Exercise description
Pick out the lines containing "locations".

◆ ◆ ◆

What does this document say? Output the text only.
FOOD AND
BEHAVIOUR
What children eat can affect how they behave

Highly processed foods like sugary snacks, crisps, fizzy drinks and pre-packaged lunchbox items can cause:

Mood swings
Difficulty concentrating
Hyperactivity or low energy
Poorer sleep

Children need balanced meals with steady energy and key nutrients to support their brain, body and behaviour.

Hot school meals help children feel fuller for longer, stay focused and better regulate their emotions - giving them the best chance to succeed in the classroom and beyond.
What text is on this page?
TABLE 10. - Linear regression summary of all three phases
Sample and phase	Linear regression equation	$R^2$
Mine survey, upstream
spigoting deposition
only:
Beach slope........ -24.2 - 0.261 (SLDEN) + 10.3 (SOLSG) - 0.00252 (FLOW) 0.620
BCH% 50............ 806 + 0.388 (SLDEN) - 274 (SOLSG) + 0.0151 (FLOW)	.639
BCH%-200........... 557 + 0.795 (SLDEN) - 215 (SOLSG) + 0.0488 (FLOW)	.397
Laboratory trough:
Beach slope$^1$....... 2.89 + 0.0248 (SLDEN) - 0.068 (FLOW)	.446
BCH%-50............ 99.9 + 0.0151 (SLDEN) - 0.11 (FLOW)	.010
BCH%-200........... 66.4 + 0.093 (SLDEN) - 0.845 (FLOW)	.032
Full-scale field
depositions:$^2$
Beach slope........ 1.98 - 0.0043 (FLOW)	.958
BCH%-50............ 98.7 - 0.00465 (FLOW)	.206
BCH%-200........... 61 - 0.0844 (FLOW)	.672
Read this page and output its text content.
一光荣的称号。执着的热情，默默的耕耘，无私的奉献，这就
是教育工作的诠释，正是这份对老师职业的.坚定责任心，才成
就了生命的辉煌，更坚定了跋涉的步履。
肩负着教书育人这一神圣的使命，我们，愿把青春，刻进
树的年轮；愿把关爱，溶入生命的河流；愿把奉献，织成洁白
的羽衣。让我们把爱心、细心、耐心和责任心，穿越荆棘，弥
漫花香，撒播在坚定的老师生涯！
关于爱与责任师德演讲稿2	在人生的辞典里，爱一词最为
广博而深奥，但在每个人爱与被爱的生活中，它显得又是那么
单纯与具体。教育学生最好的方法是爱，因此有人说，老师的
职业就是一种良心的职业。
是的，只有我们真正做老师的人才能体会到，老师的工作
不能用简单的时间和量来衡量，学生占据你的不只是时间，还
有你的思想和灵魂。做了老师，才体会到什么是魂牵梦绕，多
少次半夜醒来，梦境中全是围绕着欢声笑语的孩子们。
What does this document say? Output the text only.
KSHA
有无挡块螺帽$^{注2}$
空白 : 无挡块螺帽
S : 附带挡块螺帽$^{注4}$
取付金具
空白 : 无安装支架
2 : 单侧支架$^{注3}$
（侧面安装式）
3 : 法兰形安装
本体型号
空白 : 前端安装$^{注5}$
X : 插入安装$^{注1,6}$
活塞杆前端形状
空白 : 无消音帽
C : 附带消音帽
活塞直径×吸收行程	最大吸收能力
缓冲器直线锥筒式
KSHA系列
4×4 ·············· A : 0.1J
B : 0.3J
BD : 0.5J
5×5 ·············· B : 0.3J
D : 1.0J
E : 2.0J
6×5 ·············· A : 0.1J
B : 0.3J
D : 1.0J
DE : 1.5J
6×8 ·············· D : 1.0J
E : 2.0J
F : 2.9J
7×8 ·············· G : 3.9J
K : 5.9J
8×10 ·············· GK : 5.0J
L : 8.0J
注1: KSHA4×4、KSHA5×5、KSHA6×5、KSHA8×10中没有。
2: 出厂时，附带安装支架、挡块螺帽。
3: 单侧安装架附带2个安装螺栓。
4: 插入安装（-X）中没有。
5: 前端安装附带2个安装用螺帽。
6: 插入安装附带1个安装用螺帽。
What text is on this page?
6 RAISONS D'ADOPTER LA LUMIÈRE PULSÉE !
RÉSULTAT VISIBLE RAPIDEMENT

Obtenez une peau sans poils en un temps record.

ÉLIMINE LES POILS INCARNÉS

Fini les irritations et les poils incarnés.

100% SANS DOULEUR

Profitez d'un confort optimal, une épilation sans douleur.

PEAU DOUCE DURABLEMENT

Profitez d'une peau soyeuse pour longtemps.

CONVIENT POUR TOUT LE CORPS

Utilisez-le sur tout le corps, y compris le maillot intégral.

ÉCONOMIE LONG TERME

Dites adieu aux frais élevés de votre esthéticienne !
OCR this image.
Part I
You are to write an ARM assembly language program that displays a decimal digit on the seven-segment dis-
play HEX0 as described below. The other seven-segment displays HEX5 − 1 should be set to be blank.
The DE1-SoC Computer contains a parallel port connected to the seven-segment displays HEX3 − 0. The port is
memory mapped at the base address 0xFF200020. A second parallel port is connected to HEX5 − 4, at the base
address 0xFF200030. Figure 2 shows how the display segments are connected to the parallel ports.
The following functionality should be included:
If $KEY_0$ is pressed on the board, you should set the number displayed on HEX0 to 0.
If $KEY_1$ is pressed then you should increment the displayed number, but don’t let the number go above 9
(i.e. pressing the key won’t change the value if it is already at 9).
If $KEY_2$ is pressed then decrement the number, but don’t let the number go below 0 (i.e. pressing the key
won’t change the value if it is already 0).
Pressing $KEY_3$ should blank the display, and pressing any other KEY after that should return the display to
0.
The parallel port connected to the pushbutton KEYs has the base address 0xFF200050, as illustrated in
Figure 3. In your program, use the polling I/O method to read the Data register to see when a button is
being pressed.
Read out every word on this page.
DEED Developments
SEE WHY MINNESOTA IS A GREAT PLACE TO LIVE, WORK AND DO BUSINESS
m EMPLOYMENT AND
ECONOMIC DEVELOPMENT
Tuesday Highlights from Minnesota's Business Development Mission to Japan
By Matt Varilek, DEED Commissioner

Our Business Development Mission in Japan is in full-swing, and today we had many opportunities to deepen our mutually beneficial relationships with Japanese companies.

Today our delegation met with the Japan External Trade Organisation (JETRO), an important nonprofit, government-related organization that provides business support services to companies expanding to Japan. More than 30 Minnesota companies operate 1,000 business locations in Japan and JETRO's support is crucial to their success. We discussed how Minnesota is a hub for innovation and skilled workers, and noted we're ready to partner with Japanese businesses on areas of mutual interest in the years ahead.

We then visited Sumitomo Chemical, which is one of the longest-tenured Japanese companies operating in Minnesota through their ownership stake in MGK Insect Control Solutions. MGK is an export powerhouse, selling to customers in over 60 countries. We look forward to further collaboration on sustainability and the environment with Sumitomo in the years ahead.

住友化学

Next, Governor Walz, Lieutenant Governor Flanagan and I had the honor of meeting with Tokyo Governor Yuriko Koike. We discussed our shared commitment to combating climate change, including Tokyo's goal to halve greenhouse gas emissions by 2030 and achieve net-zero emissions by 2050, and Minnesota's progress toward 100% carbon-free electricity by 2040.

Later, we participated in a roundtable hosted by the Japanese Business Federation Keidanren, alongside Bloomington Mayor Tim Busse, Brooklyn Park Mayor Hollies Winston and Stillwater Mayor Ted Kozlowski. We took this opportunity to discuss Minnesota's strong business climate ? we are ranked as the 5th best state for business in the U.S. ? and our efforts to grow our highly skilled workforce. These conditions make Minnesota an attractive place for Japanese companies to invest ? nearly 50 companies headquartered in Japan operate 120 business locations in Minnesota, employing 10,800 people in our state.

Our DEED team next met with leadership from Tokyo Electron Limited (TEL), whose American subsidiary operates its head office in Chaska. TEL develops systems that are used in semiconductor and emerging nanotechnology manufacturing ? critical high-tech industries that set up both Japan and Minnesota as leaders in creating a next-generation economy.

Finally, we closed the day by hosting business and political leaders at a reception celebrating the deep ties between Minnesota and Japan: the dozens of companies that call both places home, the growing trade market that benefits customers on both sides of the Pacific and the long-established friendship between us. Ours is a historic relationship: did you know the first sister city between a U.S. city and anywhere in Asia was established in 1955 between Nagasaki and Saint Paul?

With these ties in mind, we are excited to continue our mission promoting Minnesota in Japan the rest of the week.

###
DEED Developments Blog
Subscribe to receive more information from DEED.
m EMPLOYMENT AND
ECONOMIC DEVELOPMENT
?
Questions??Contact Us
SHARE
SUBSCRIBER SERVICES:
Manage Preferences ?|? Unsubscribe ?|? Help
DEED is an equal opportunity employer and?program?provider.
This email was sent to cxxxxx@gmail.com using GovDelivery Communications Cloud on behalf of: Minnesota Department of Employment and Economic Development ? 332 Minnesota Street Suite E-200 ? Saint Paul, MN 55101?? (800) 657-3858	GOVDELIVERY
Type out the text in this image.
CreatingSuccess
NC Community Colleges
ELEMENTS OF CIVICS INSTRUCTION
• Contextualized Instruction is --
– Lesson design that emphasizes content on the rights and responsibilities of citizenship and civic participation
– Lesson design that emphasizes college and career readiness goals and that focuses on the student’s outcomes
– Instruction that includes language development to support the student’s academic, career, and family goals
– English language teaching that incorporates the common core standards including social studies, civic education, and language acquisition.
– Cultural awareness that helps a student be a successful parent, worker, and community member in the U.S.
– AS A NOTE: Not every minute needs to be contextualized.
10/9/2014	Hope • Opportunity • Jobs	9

◆ ◆ ◆

Task answer
Today our delegation met with the Japan External Trade Organisation (JETRO), an important nonprofit, government-related organization that provides business support services to companies expanding to Japan. More than 30 Minnesota companies operate 1,000 business locations in Japan and JETRO's support is crucial to their success. We discussed how Minnesota is a hub for innovation and skilled workers, and noted we're ready to partner with Japanese businesses on areas of mutual interest in the years ahead.
Later, we participated in a roundtable hosted by the Japanese Business Federation Keidanren, alongside Bloomington Mayor Tim Busse, Brooklyn Park Mayor Hollies Winston and Stillwater Mayor Ted Kozlowski. We took this opportunity to discuss Minnesota's strong business climate ? we are ranked as the 5th best state for business in the U.S. ? and our efforts to grow our highly skilled workforce. These conditions make Minnesota an attractive place for Japanese companies to invest ? nearly 50 companies headquartered in Japan operate 120 business locations in Minnesota, employing 10,800 people in our state.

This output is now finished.